◆ What needs to be done ◆
Each record is to be printed again precisely as it reads.

◆ Task data ◆
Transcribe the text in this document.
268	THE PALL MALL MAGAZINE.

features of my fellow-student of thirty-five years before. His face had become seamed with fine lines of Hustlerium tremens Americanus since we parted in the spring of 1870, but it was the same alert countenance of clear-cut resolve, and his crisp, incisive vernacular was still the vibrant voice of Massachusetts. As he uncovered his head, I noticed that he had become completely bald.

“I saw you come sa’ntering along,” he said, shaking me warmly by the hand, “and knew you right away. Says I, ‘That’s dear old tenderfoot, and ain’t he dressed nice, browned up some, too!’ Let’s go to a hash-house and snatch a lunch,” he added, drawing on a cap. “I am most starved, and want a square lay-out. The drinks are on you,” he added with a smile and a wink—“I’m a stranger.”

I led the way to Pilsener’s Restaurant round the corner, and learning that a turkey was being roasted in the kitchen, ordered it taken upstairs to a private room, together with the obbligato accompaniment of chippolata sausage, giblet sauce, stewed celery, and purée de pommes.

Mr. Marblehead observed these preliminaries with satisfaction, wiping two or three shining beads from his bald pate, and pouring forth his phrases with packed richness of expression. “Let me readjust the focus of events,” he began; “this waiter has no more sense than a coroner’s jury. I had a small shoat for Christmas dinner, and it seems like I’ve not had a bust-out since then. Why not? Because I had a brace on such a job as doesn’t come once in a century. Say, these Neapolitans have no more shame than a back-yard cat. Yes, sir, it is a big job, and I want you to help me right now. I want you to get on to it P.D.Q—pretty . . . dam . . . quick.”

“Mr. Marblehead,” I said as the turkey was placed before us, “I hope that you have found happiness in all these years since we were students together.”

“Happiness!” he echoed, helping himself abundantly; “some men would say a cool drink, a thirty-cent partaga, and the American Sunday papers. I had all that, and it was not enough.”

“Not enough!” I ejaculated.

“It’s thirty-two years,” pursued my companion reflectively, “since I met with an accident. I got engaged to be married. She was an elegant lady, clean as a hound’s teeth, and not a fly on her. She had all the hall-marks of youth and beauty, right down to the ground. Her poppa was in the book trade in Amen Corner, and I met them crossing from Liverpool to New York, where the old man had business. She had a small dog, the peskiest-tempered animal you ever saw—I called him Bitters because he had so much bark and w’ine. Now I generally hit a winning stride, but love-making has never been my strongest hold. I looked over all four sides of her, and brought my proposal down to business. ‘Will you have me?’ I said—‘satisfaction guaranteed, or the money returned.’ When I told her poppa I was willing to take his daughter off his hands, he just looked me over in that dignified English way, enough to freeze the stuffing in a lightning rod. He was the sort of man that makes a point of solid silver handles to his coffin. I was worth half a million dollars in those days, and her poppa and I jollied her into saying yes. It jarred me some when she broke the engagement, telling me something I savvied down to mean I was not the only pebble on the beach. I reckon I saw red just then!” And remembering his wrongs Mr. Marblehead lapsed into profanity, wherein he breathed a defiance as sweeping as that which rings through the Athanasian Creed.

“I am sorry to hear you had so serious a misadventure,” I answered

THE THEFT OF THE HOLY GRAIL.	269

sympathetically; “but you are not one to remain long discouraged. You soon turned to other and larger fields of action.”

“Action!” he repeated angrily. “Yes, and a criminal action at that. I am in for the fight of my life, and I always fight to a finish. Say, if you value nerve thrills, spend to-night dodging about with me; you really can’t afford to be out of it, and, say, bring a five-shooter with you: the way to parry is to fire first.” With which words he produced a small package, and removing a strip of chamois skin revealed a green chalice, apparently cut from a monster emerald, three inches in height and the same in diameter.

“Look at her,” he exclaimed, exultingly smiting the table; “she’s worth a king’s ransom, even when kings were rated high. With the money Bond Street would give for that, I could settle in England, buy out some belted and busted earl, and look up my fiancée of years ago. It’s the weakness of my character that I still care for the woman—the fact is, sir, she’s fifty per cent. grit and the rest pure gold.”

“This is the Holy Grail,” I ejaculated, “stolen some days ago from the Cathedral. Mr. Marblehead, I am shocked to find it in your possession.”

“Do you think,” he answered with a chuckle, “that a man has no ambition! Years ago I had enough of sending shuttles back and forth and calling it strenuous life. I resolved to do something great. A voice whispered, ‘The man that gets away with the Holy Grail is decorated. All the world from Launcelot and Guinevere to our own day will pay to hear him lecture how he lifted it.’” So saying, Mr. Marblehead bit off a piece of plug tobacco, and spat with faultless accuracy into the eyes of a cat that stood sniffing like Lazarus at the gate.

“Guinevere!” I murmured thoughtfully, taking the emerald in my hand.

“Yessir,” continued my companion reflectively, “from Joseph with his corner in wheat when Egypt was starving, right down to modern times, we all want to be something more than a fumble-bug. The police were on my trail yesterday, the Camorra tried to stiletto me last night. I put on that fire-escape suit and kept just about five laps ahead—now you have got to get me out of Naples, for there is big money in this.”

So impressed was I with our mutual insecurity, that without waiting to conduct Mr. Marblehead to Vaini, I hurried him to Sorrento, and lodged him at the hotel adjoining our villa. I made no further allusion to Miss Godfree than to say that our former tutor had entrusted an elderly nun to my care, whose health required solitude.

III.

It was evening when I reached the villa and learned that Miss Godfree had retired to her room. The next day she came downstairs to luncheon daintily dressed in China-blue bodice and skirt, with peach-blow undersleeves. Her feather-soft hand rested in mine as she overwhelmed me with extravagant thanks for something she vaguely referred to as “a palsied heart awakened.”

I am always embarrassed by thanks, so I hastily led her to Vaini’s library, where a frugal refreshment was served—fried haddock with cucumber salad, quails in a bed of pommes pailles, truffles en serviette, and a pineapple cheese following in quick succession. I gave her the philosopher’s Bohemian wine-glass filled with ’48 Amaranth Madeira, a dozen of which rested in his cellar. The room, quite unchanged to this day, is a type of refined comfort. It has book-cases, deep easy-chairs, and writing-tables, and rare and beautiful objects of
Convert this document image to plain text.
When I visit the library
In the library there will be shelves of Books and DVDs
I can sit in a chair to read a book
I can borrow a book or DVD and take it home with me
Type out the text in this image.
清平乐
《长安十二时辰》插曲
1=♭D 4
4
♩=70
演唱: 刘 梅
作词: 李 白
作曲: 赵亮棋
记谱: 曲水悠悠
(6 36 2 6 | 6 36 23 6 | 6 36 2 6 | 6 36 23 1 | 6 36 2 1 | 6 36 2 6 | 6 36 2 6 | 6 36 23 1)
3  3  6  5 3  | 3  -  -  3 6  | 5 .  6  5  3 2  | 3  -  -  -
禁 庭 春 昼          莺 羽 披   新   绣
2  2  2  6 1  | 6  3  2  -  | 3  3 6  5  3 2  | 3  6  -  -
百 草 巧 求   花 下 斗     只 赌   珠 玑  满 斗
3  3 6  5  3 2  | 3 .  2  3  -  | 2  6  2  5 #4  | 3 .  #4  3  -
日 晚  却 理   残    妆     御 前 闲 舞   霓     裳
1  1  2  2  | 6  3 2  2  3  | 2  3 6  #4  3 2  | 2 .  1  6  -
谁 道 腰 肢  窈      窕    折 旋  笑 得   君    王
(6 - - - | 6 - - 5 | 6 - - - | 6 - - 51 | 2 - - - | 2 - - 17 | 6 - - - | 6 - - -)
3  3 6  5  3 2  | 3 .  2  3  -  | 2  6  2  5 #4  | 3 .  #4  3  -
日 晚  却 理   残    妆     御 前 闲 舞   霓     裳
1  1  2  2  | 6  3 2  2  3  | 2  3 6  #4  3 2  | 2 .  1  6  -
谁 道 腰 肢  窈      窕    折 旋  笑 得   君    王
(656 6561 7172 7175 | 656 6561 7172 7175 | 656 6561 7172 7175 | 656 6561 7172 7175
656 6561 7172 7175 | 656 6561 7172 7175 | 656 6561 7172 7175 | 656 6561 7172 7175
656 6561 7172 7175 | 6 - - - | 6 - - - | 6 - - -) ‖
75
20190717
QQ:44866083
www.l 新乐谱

◆ Problem solution ◆
Transcribe the text in this document.
268	THE PALL MALL MAGAZINE.

features of my fellow-student of thirty-five years before. His face had become seamed with fine lines of Hustlerium tremens Americanus since we parted in the spring of 1870, but it was the same alert countenance of clear-cut resolve, and his crisp, incisive vernacular was still the vibrant voice of Massachusetts. As he uncovered his head, I noticed that he had become completely bald.

“I saw you come sa’ntering along,” he said, shaking me warmly by the hand, “and knew you right away. Says I, ‘That’s dear old tenderfoot, and ain’t he dressed nice, browned up some, too!’ Let’s go to a hash-house and snatch a lunch,” he added, drawing on a cap. “I am most starved, and want a square lay-out. The drinks are on you,” he added with a smile and a wink—“I’m a stranger.”

I led the way to Pilsener’s Restaurant round the corner, and learning that a turkey was being roasted in the kitchen, ordered it taken upstairs to a private room, together with the obbligato accompaniment of chippolata sausage, giblet sauce, stewed celery, and purée de pommes.

Mr. Marblehead observed these preliminaries with satisfaction, wiping two or three shining beads from his bald pate, and pouring forth his phrases with packed richness of expression. “Let me readjust the focus of events,” he began; “this waiter has no more sense than a coroner’s jury. I had a small shoat for Christmas dinner, and it seems like I’ve not had a bust-out since then. Why not? Because I had a brace on such a job as doesn’t come once in a century. Say, these Neapolitans have no more shame than a back-yard cat. Yes, sir, it is a big job, and I want you to help me right now. I want you to get on to it P.D.Q—pretty . . . dam . . . quick.”

“Mr. Marblehead,” I said as the turkey was placed before us, “I hope that you have found happiness in all these years since we were students together.”

“Happiness!” he echoed, helping himself abundantly; “some men would say a cool drink, a thirty-cent partaga, and the American Sunday papers. I had all that, and it was not enough.”

“Not enough!” I ejaculated.

“It’s thirty-two years,” pursued my companion reflectively, “since I met with an accident. I got engaged to be married. She was an elegant lady, clean as a hound’s teeth, and not a fly on her. She had all the hall-marks of youth and beauty, right down to the ground. Her poppa was in the book trade in Amen Corner, and I met them crossing from Liverpool to New York, where the old man had business. She had a small dog, the peskiest-tempered animal you ever saw—I called him Bitters because he had so much bark and w’ine. Now I generally hit a winning stride, but love-making has never been my strongest hold. I looked over all four sides of her, and brought my proposal down to business. ‘Will you have me?’ I said—‘satisfaction guaranteed, or the money returned.’ When I told her poppa I was willing to take his daughter off his hands, he just looked me over in that dignified English way, enough to freeze the stuffing in a lightning rod. He was the sort of man that makes a point of solid silver handles to his coffin. I was worth half a million dollars in those days, and her poppa and I jollied her into saying yes. It jarred me some when she broke the engagement, telling me something I savvied down to mean I was not the only pebble on the beach. I reckon I saw red just then!” And remembering his wrongs Mr. Marblehead lapsed into profanity, wherein he breathed a defiance as sweeping as that which rings through the Athanasian Creed.

“I am sorry to hear you had so serious a misadventure,” I answered

THE THEFT OF THE HOLY GRAIL.	269

sympathetically; “but you are not one to remain long discouraged. You soon turned to other and larger fields of action.”

“Action!” he repeated angrily. “Yes, and a criminal action at that. I am in for the fight of my life, and I always fight to a finish. Say, if you value nerve thrills, spend to-night dodging about with me; you really can’t afford to be out of it, and, say, bring a five-shooter with you: the way to parry is to fire first.” With which words he produced a small package, and removing a strip of chamois skin revealed a green chalice, apparently cut from a monster emerald, three inches in height and the same in diameter.

“Look at her,” he exclaimed, exultingly smiting the table; “she’s worth a king’s ransom, even when kings were rated high. With the money Bond Street would give for that, I could settle in England, buy out some belted and busted earl, and look up my fiancée of years ago. It’s the weakness of my character that I still care for the woman—the fact is, sir, she’s fifty per cent. grit and the rest pure gold.”

“This is the Holy Grail,” I ejaculated, “stolen some days ago from the Cathedral. Mr. Marblehead, I am shocked to find it in your possession.”

“Do you think,” he answered with a chuckle, “that a man has no ambition! Years ago I had enough of sending shuttles back and forth and calling it strenuous life. I resolved to do something great. A voice whispered, ‘The man that gets away with the Holy Grail is decorated. All the world from Launcelot and Guinevere to our own day will pay to hear him lecture how he lifted it.’” So saying, Mr. Marblehead bit off a piece of plug tobacco, and spat with faultless accuracy into the eyes of a cat that stood sniffing like Lazarus at the gate.

“Guinevere!” I murmured thoughtfully, taking the emerald in my hand.

“Yessir,” continued my companion reflectively, “from Joseph with his corner in wheat when Egypt was starving, right down to modern times, we all want to be something more than a fumble-bug. The police were on my trail yesterday, the Camorra tried to stiletto me last night. I put on that fire-escape suit and kept just about five laps ahead—now you have got to get me out of Naples, for there is big money in this.”

So impressed was I with our mutual insecurity, that without waiting to conduct Mr. Marblehead to Vaini, I hurried him to Sorrento, and lodged him at the hotel adjoining our villa. I made no further allusion to Miss Godfree than to say that our former tutor had entrusted an elderly nun to my care, whose health required solitude.

III.

It was evening when I reached the villa and learned that Miss Godfree had retired to her room. The next day she came downstairs to luncheon daintily dressed in China-blue bodice and skirt, with peach-blow undersleeves. Her feather-soft hand rested in mine as she overwhelmed me with extravagant thanks for something she vaguely referred to as “a palsied heart awakened.”

I am always embarrassed by thanks, so I hastily led her to Vaini’s library, where a frugal refreshment was served—fried haddock with cucumber salad, quails in a bed of pommes pailles, truffles en serviette, and a pineapple cheese following in quick succession. I gave her the philosopher’s Bohemian wine-glass filled with ’48 Amaranth Madeira, a dozen of which rested in his cellar. The room, quite unchanged to this day, is a type of refined comfort. It has book-cases, deep easy-chairs, and writing-tables, and rare and beautiful objects of
Convert this document image to plain text.
When I visit the library
In the library there will be shelves of Books and DVDs
I can sit in a chair to read a book
I can borrow a book or DVD and take it home with me
Type out the text in this image.
清平乐
《长安十二时辰》插曲
1=♭D 4
4
♩=70
演唱: 刘 梅
作词: 李 白
作曲: 赵亮棋
记谱: 曲水悠悠
(6 36 2 6 | 6 36 23 6 | 6 36 2 6 | 6 36 23 1 | 6 36 2 1 | 6 36 2 6 | 6 36 2 6 | 6 36 23 1)
3  3  6  5 3  | 3  -  -  3 6  | 5 .  6  5  3 2  | 3  -  -  -
禁 庭 春 昼          莺 羽 披   新   绣
2  2  2  6 1  | 6  3  2  -  | 3  3 6  5  3 2  | 3  6  -  -
百 草 巧 求   花 下 斗     只 赌   珠 玑  满 斗
3  3 6  5  3 2  | 3 .  2  3  -  | 2  6  2  5 #4  | 3 .  #4  3  -
日 晚  却 理   残    妆     御 前 闲 舞   霓     裳
1  1  2  2  | 6  3 2  2  3  | 2  3 6  #4  3 2  | 2 .  1  6  -
谁 道 腰 肢  窈      窕    折 旋  笑 得   君    王
(6 - - - | 6 - - 5 | 6 - - - | 6 - - 51 | 2 - - - | 2 - - 17 | 6 - - - | 6 - - -)
3  3 6  5  3 2  | 3 .  2  3  -  | 2  6  2  5 #4  | 3 .  #4  3  -
日 晚  却 理   残    妆     御 前 闲 舞   霓     裳
1  1  2  2  | 6  3 2  2  3  | 2  3 6  #4  3 2  | 2 .  1  6  -
谁 道 腰 肢  窈      窕    折 旋  笑 得   君    王
(656 6561 7172 7175 | 656 6561 7172 7175 | 656 6561 7172 7175 | 656 6561 7172 7175
656 6561 7172 7175 | 656 6561 7172 7175 | 656 6561 7172 7175 | 656 6561 7172 7175
656 6561 7172 7175 | 6 - - - | 6 - - - | 6 - - -) ‖
75
20190717
QQ:44866083
www.l 新乐谱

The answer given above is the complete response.